■ What to produce ■
Collect all lines from the listing that include the string "label".
+===+
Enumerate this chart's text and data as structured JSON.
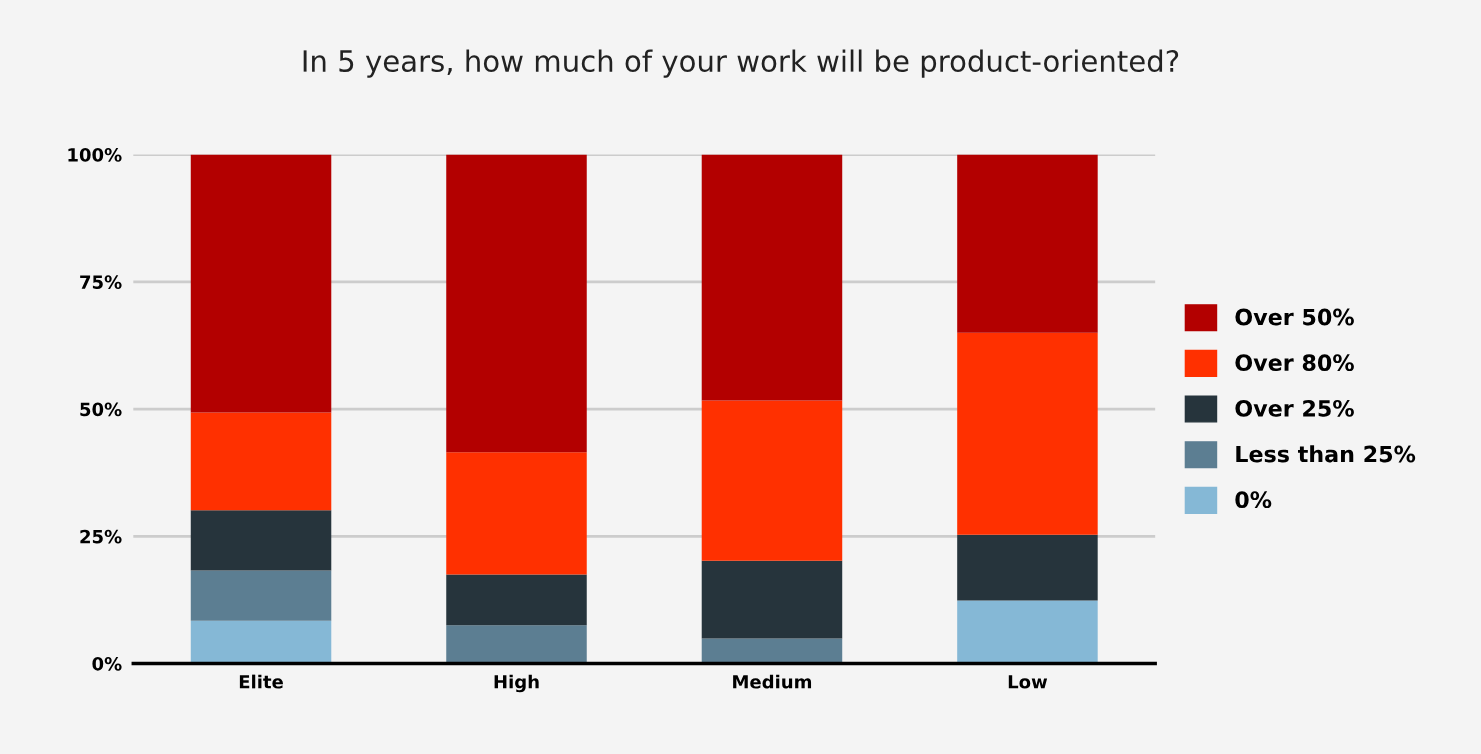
{
  "chart_data": {
    "type": "bar",
    "title": "In 5 years, how much of your work will be product-oriented?",
    "categories": [
      "Elite",
      "High",
      "Medium",
      "Low"
    ],
    "stacked": true,
    "series": [
      {
        "name": "0%",
        "color": "#85b8d6",
        "values": [
          8.4,
          0,
          0,
          12.4
        ]
      },
      {
        "name": "Less than 25%",
        "color": "#5c7e92",
        "values": [
          9.9,
          7.5,
          4.9,
          0
        ]
      },
      {
        "name": "Over 25%",
        "color": "#26343c",
        "values": [
          11.8,
          10,
          15.3,
          12.9
        ]
      },
      {
        "name": "Over 80%",
        "color": "#ff3000",
        "values": [
          19.2,
          24,
          31.5,
          39.7
        ]
      },
      {
        "name": "Over 50%",
        "color": "#b30000",
        "values": [
          50.7,
          58.5,
          48.3,
          35
        ]
      }
    ],
    "ylim": [
      0,
      100
    ],
    "yticks": [
      {
        "value": 0,
        "label": "0%"
      },
      {
        "value": 25,
        "label": "25%"
      },
      {
        "value": 50,
        "label": "50%"
      },
      {
        "value": 75,
        "label": "75%"
      },
      {
        "value": 100,
        "label": "100%"
      }
    ],
    "grid": "y",
    "legend": "right"
  }
}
+===+
■ Worked answer ■
        "label": "0%"
        "label": "25%"
        "label": "50%"
        "label": "75%"
        "label": "100%"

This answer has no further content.